[Source records]
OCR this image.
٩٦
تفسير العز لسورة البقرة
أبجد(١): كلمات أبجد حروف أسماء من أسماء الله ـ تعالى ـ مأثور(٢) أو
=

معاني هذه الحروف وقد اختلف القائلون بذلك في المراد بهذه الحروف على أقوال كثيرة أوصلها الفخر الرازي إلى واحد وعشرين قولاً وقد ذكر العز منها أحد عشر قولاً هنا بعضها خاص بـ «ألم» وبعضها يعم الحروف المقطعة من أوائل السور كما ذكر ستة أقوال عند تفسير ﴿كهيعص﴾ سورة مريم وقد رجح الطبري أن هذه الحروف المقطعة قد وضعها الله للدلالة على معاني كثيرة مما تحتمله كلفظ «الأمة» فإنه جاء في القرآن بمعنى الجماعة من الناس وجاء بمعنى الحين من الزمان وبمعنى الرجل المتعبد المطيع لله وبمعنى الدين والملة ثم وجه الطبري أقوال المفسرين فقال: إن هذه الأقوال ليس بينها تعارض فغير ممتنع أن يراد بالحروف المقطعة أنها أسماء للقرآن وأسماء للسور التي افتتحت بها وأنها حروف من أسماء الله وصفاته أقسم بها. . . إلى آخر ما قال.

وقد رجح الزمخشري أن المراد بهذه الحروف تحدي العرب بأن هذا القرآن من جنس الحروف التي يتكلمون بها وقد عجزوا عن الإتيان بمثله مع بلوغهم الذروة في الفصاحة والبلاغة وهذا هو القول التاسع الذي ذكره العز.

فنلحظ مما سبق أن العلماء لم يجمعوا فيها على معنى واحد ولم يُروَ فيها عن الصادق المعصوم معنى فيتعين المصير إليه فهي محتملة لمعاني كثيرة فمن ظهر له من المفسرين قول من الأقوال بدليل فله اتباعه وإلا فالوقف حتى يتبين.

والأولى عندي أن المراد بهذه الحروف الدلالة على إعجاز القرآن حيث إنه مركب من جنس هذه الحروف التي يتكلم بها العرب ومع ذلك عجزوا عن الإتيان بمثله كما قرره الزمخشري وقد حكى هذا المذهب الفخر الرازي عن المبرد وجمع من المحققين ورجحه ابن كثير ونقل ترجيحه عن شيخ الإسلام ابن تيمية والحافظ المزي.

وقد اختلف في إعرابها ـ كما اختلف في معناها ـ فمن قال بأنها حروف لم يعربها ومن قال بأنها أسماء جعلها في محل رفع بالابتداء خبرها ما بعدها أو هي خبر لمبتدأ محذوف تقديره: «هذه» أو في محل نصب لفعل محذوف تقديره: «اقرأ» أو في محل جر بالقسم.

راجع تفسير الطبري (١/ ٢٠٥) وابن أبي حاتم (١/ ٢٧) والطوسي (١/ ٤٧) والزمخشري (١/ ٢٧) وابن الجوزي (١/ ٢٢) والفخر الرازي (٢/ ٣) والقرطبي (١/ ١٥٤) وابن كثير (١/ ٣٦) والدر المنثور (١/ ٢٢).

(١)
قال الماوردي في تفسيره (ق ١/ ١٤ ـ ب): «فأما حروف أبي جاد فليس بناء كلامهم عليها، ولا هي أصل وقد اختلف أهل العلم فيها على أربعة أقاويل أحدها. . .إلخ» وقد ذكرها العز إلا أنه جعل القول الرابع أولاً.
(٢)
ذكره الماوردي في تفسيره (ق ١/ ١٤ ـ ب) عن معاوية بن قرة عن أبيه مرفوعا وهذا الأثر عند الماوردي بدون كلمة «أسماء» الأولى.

---

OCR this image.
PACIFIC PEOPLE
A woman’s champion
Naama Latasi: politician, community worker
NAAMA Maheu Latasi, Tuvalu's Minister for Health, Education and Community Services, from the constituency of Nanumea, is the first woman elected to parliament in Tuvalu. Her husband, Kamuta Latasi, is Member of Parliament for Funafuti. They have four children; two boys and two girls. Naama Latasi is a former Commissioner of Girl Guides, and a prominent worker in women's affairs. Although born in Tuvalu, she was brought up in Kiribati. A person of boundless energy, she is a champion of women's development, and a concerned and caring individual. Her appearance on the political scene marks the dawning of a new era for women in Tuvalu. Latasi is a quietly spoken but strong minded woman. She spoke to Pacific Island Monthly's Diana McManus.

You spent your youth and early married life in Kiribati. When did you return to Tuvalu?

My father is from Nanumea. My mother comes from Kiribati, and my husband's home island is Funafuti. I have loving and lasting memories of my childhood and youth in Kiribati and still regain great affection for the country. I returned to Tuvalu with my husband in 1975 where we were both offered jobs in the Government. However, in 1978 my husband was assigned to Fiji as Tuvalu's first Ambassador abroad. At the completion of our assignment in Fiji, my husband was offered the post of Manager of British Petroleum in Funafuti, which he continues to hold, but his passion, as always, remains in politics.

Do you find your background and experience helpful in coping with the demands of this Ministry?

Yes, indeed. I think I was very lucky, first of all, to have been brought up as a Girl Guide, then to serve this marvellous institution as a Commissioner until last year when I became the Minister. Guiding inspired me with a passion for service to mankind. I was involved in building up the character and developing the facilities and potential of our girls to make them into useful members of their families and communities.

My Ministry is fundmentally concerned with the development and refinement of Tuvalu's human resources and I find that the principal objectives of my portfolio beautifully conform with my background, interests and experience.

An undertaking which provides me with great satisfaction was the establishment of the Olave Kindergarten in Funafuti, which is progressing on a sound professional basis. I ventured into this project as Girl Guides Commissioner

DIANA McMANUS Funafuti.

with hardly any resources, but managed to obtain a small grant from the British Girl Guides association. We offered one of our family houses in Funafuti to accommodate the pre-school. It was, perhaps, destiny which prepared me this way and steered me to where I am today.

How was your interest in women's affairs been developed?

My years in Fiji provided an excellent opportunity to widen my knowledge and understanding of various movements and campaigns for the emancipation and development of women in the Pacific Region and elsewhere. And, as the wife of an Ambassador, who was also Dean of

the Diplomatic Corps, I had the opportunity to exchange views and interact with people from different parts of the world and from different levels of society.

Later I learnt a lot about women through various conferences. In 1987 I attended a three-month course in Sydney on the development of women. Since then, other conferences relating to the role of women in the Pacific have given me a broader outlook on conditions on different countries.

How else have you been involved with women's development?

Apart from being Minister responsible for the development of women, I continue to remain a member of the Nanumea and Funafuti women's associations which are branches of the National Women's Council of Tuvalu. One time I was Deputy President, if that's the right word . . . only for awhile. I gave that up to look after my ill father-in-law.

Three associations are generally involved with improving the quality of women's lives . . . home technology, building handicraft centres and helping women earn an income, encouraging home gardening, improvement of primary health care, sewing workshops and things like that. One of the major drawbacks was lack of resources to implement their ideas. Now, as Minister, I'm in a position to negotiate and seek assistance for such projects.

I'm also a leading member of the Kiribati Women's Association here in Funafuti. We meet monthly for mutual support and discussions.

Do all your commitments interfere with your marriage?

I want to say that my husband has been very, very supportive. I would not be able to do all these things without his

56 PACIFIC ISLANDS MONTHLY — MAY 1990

* * *

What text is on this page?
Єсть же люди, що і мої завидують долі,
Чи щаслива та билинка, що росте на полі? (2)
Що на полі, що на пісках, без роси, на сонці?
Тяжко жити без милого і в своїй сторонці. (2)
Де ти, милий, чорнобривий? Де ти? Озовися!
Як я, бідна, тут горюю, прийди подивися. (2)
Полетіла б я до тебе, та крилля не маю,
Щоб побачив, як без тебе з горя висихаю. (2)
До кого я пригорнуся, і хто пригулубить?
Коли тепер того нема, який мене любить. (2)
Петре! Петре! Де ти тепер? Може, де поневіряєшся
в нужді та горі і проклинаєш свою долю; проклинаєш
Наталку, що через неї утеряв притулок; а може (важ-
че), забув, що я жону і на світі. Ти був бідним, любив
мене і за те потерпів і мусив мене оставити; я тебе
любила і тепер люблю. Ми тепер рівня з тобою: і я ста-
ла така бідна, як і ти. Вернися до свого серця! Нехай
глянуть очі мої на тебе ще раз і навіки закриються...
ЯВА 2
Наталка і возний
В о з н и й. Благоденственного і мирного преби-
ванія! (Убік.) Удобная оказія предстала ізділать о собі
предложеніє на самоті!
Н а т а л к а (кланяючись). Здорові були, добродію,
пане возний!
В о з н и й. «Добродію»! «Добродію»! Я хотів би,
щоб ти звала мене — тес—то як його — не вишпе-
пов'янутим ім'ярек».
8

* [EXERCISE DESCRIPTION]: Which lines hold the word "very"? Return all of them from the records above.

* [RESULT FOR THIS EXERCISE]:
Yes, indeed. I think I was very lucky, first of all, to have been brought up as a Girl Guide, then to serve this marvellous institution as a Commissioner until last year when I became the Minister. Guiding inspired me with a passion for service to mankind. I was involved in building up the character and developing the facilities and potential of our girls to make them into useful members of their families and communities.
I want to say that my husband has been very, very supportive. I would not be able to do all these things without his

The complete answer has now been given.